Task details — Search the data for the string "options" and gather each line it is in.

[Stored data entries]
+++++
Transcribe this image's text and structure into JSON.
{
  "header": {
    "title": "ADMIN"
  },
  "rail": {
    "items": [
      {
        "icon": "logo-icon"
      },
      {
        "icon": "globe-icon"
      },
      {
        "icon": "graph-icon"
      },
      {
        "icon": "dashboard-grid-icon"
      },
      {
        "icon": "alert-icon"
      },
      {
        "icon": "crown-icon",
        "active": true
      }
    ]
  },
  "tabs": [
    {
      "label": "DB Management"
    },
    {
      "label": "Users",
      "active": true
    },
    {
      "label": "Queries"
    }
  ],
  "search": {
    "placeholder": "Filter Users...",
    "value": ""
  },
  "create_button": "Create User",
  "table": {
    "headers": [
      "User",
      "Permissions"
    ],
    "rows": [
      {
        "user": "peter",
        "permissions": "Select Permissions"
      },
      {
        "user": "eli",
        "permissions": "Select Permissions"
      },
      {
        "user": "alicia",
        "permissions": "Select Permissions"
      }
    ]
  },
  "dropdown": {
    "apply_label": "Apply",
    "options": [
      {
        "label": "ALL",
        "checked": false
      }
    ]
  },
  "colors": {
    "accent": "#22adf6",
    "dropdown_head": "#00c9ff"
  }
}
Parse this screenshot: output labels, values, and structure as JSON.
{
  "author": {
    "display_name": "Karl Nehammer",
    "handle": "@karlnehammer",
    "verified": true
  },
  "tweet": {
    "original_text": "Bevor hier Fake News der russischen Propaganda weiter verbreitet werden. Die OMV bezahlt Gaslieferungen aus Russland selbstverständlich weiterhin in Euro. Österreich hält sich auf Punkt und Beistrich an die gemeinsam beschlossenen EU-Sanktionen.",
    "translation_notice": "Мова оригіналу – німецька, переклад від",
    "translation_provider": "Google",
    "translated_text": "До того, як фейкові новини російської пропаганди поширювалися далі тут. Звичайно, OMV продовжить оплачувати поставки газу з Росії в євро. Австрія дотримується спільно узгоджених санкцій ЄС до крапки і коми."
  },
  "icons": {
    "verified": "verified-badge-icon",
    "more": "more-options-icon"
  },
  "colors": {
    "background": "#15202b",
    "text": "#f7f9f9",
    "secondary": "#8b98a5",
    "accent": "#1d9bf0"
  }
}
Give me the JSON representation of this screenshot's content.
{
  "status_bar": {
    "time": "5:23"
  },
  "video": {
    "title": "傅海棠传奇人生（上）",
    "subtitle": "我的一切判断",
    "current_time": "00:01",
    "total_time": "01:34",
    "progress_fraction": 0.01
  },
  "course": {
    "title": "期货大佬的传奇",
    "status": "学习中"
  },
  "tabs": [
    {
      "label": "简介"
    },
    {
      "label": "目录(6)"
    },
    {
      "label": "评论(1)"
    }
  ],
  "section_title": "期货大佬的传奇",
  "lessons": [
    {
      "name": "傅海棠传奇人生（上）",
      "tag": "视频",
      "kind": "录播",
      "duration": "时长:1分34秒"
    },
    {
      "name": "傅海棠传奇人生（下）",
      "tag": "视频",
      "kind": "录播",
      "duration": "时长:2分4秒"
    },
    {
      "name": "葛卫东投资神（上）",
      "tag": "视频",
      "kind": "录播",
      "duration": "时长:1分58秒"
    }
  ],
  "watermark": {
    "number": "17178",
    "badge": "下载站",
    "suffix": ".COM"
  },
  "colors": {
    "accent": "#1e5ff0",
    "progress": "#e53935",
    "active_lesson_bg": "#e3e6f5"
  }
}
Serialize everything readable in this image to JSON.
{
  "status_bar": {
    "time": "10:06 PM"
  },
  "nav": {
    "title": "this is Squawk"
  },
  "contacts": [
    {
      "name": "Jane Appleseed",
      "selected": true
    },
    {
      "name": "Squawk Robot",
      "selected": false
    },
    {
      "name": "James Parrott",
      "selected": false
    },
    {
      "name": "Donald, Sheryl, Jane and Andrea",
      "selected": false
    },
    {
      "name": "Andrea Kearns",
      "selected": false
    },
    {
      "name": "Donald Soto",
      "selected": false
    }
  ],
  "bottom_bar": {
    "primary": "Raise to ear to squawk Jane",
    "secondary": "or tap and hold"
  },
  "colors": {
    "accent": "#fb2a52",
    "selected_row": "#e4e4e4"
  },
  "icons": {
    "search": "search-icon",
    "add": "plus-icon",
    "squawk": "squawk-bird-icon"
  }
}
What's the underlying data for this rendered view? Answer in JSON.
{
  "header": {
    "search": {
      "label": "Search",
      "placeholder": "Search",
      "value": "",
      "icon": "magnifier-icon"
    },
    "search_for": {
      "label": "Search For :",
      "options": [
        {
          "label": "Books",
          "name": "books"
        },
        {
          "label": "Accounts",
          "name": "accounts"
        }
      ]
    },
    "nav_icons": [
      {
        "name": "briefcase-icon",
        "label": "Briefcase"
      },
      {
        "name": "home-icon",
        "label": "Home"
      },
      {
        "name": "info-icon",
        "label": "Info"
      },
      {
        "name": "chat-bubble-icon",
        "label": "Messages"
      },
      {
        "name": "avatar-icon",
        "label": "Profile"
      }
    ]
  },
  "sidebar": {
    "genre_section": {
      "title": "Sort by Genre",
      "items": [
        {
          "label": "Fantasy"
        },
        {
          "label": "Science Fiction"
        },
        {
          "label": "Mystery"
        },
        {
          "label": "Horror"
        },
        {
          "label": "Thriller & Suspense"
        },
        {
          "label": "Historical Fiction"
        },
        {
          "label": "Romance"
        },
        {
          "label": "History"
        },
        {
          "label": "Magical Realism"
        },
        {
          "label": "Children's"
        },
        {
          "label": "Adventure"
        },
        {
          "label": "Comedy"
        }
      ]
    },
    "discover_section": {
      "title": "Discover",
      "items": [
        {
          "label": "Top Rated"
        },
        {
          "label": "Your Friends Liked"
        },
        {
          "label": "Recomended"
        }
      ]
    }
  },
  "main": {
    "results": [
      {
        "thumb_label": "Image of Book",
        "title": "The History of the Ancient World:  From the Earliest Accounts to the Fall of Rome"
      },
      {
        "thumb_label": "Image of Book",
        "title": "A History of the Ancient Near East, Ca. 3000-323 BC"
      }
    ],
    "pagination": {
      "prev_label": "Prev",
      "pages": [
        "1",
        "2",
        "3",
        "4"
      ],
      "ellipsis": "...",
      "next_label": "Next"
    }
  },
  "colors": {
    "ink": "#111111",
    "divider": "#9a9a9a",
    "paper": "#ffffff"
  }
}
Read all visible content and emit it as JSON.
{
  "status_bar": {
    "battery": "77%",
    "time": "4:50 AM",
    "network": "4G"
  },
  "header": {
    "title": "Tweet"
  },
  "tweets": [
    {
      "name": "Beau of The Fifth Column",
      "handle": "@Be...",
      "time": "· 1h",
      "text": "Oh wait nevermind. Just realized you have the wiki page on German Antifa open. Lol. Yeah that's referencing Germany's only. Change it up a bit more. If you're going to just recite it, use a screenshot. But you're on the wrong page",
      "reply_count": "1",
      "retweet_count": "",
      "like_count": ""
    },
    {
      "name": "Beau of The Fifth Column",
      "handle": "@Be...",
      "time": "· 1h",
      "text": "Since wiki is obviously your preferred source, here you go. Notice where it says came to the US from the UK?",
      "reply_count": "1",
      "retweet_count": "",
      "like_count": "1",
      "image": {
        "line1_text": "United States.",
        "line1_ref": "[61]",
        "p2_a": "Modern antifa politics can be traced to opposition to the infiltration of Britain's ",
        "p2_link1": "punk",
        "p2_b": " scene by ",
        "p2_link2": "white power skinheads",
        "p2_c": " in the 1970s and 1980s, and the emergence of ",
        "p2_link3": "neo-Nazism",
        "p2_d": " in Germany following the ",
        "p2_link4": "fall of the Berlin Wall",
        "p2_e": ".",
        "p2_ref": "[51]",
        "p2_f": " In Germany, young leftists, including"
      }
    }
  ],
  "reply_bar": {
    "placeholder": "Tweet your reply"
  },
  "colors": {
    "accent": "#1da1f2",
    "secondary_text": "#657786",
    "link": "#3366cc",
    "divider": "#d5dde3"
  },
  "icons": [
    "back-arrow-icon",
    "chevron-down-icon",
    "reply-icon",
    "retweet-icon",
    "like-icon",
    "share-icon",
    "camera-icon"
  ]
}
+++++
Response for this exercise —
    "options": [
    "more": "more-options-icon"
      "options": [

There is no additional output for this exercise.